:: EXTRACTED RECORDS ::
>> begin

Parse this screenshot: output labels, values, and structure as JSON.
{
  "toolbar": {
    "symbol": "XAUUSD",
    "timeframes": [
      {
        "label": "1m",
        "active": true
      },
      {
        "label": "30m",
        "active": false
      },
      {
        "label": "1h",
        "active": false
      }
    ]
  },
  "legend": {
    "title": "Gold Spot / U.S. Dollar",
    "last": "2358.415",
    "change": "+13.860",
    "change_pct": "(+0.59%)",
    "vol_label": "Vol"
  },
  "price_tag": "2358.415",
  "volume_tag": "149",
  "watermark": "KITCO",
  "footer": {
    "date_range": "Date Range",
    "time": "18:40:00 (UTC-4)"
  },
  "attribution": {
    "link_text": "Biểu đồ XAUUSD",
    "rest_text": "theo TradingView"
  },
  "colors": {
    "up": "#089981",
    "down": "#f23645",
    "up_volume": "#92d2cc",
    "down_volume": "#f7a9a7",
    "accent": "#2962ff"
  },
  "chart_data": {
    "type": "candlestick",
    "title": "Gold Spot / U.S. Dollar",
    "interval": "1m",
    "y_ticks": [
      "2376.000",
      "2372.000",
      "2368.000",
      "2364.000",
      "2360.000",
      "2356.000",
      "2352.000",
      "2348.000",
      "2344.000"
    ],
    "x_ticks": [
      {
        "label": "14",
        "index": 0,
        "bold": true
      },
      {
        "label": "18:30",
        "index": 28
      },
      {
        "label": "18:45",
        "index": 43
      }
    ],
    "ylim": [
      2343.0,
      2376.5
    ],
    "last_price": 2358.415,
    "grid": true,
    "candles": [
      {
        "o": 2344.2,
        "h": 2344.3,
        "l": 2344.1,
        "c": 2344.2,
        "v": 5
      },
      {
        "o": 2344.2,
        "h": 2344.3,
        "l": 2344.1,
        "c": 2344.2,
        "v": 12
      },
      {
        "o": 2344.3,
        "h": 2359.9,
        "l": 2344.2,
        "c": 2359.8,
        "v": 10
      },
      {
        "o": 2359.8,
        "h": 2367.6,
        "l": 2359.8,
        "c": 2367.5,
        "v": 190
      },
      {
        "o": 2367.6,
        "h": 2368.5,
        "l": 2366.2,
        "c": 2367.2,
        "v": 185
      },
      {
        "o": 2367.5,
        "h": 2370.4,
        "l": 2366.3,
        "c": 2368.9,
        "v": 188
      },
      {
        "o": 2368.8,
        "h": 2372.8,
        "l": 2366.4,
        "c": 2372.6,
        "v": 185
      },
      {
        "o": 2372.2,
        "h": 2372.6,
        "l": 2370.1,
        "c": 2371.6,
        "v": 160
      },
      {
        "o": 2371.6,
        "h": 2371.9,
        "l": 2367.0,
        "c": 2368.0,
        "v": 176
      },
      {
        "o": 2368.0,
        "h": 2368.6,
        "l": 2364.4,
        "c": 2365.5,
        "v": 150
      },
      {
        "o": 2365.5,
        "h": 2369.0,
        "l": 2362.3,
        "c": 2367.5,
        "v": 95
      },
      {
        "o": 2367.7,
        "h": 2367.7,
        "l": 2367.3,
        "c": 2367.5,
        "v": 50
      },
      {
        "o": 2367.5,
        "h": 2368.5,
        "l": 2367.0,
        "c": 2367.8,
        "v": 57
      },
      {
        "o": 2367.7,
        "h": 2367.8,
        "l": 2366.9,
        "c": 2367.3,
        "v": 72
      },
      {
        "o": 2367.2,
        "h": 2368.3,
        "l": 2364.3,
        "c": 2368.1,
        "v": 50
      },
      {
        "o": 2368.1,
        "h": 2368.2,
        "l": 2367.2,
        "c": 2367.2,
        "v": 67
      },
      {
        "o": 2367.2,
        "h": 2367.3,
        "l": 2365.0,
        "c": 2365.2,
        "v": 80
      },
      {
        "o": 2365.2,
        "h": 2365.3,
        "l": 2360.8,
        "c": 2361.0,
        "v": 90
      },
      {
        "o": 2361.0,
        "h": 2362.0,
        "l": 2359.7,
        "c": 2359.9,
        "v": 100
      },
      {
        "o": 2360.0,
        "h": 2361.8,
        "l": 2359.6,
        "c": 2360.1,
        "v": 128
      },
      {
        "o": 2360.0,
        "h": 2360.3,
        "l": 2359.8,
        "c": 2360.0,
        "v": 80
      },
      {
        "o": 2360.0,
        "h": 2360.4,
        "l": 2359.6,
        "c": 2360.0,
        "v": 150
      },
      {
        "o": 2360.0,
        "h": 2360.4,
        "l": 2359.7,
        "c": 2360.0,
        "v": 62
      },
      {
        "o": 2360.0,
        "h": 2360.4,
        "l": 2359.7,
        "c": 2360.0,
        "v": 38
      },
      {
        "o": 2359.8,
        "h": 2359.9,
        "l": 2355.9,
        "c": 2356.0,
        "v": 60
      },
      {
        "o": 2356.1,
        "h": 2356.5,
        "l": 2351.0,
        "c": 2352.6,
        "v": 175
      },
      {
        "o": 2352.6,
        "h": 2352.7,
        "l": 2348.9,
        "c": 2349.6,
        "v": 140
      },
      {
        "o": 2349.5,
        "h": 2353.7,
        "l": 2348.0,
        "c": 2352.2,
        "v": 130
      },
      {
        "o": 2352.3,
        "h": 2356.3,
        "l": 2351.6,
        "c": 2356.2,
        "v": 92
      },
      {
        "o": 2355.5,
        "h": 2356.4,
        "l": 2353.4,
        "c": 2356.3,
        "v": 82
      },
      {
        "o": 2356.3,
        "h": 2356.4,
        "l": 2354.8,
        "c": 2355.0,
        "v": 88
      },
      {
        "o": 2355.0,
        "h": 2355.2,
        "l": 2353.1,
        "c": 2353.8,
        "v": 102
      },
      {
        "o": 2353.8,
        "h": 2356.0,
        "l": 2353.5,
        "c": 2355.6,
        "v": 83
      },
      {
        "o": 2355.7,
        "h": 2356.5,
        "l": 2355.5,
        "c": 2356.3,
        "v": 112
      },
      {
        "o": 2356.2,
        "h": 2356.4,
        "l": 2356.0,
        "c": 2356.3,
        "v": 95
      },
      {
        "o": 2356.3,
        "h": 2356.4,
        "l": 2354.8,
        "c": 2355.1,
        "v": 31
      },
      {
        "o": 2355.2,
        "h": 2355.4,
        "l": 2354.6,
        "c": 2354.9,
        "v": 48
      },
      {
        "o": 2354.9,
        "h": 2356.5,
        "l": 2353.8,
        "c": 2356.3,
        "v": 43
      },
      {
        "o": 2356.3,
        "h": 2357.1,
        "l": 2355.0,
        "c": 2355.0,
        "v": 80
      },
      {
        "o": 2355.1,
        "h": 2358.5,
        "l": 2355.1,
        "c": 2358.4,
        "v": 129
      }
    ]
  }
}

>> end

Write out the records above again, keeping each one identical to the original.

Parse this screenshot: output labels, values, and structure as JSON.
{
  "toolbar": {
    "symbol": "XAUUSD",
    "timeframes": [
      {
        "label": "1m",
        "active": true
      },
      {
        "label": "30m",
        "active": false
      },
      {
        "label": "1h",
        "active": false
      }
    ]
  },
  "legend": {
    "title": "Gold Spot / U.S. Dollar",
    "last": "2358.415",
    "change": "+13.860",
    "change_pct": "(+0.59%)",
    "vol_label": "Vol"
  },
  "price_tag": "2358.415",
  "volume_tag": "149",
  "watermark": "KITCO",
  "footer": {
    "date_range": "Date Range",
    "time": "18:40:00 (UTC-4)"
  },
  "attribution": {
    "link_text": "Biểu đồ XAUUSD",
    "rest_text": "theo TradingView"
  },
  "colors": {
    "up": "#089981",
    "down": "#f23645",
    "up_volume": "#92d2cc",
    "down_volume": "#f7a9a7",
    "accent": "#2962ff"
  },
  "chart_data": {
    "type": "candlestick",
    "title": "Gold Spot / U.S. Dollar",
    "interval": "1m",
    "y_ticks": [
      "2376.000",
      "2372.000",
      "2368.000",
      "2364.000",
      "2360.000",
      "2356.000",
      "2352.000",
      "2348.000",
      "2344.000"
    ],
    "x_ticks": [
      {
        "label": "14",
        "index": 0,
        "bold": true
      },
      {
        "label": "18:30",
        "index": 28
      },
      {
        "label": "18:45",
        "index": 43
      }
    ],
    "ylim": [
      2343.0,
      2376.5
    ],
    "last_price": 2358.415,
    "grid": true,
    "candles": [
      {
        "o": 2344.2,
        "h": 2344.3,
        "l": 2344.1,
        "c": 2344.2,
        "v": 5
      },
      {
        "o": 2344.2,
        "h": 2344.3,
        "l": 2344.1,
        "c": 2344.2,
        "v": 12
      },
      {
        "o": 2344.3,
        "h": 2359.9,
        "l": 2344.2,
        "c": 2359.8,
        "v": 10
      },
      {
        "o": 2359.8,
        "h": 2367.6,
        "l": 2359.8,
        "c": 2367.5,
        "v": 190
      },
      {
        "o": 2367.6,
        "h": 2368.5,
        "l": 2366.2,
        "c": 2367.2,
        "v": 185
      },
      {
        "o": 2367.5,
        "h": 2370.4,
        "l": 2366.3,
        "c": 2368.9,
        "v": 188
      },
      {
        "o": 2368.8,
        "h": 2372.8,
        "l": 2366.4,
        "c": 2372.6,
        "v": 185
      },
      {
        "o": 2372.2,
        "h": 2372.6,
        "l": 2370.1,
        "c": 2371.6,
        "v": 160
      },
      {
        "o": 2371.6,
        "h": 2371.9,
        "l": 2367.0,
        "c": 2368.0,
        "v": 176
      },
      {
        "o": 2368.0,
        "h": 2368.6,
        "l": 2364.4,
        "c": 2365.5,
        "v": 150
      },
      {
        "o": 2365.5,
        "h": 2369.0,
        "l": 2362.3,
        "c": 2367.5,
        "v": 95
      },
      {
        "o": 2367.7,
        "h": 2367.7,
        "l": 2367.3,
        "c": 2367.5,
        "v": 50
      },
      {
        "o": 2367.5,
        "h": 2368.5,
        "l": 2367.0,
        "c": 2367.8,
        "v": 57
      },
      {
        "o": 2367.7,
        "h": 2367.8,
        "l": 2366.9,
        "c": 2367.3,
        "v": 72
      },
      {
        "o": 2367.2,
        "h": 2368.3,
        "l": 2364.3,
        "c": 2368.1,
        "v": 50
      },
      {
        "o": 2368.1,
        "h": 2368.2,
        "l": 2367.2,
        "c": 2367.2,
        "v": 67
      },
      {
        "o": 2367.2,
        "h": 2367.3,
        "l": 2365.0,
        "c": 2365.2,
        "v": 80
      },
      {
        "o": 2365.2,
        "h": 2365.3,
        "l": 2360.8,
        "c": 2361.0,
        "v": 90
      },
      {
        "o": 2361.0,
        "h": 2362.0,
        "l": 2359.7,
        "c": 2359.9,
        "v": 100
      },
      {
        "o": 2360.0,
        "h": 2361.8,
        "l": 2359.6,
        "c": 2360.1,
        "v": 128
      },
      {
        "o": 2360.0,
        "h": 2360.3,
        "l": 2359.8,
        "c": 2360.0,
        "v": 80
      },
      {
        "o": 2360.0,
        "h": 2360.4,
        "l": 2359.6,
        "c": 2360.0,
        "v": 150
      },
      {
        "o": 2360.0,
        "h": 2360.4,
        "l": 2359.7,
        "c": 2360.0,
        "v": 62
      },
      {
        "o": 2360.0,
        "h": 2360.4,
        "l": 2359.7,
        "c": 2360.0,
        "v": 38
      },
      {
        "o": 2359.8,
        "h": 2359.9,
        "l": 2355.9,
        "c": 2356.0,
        "v": 60
      },
      {
        "o": 2356.1,
        "h": 2356.5,
        "l": 2351.0,
        "c": 2352.6,
        "v": 175
      },
      {
        "o": 2352.6,
        "h": 2352.7,
        "l": 2348.9,
        "c": 2349.6,
        "v": 140
      },
      {
        "o": 2349.5,
        "h": 2353.7,
        "l": 2348.0,
        "c": 2352.2,
        "v": 130
      },
      {
        "o": 2352.3,
        "h": 2356.3,
        "l": 2351.6,
        "c": 2356.2,
        "v": 92
      },
      {
        "o": 2355.5,
        "h": 2356.4,
        "l": 2353.4,
        "c": 2356.3,
        "v": 82
      },
      {
        "o": 2356.3,
        "h": 2356.4,
        "l": 2354.8,
        "c": 2355.0,
        "v": 88
      },
      {
        "o": 2355.0,
        "h": 2355.2,
        "l": 2353.1,
        "c": 2353.8,
        "v": 102
      },
      {
        "o": 2353.8,
        "h": 2356.0,
        "l": 2353.5,
        "c": 2355.6,
        "v": 83
      },
      {
        "o": 2355.7,
        "h": 2356.5,
        "l": 2355.5,
        "c": 2356.3,
        "v": 112
      },
      {
        "o": 2356.2,
        "h": 2356.4,
        "l": 2356.0,
        "c": 2356.3,
        "v": 95
      },
      {
        "o": 2356.3,
        "h": 2356.4,
        "l": 2354.8,
        "c": 2355.1,
        "v": 31
      },
      {
        "o": 2355.2,
        "h": 2355.4,
        "l": 2354.6,
        "c": 2354.9,
        "v": 48
      },
      {
        "o": 2354.9,
        "h": 2356.5,
        "l": 2353.8,
        "c": 2356.3,
        "v": 43
      },
      {
        "o": 2356.3,
        "h": 2357.1,
        "l": 2355.0,
        "c": 2355.0,
        "v": 80
      },
      {
        "o": 2355.1,
        "h": 2358.5,
        "l": 2355.1,
        "c": 2358.4,
        "v": 129
      }
    ]
  }
}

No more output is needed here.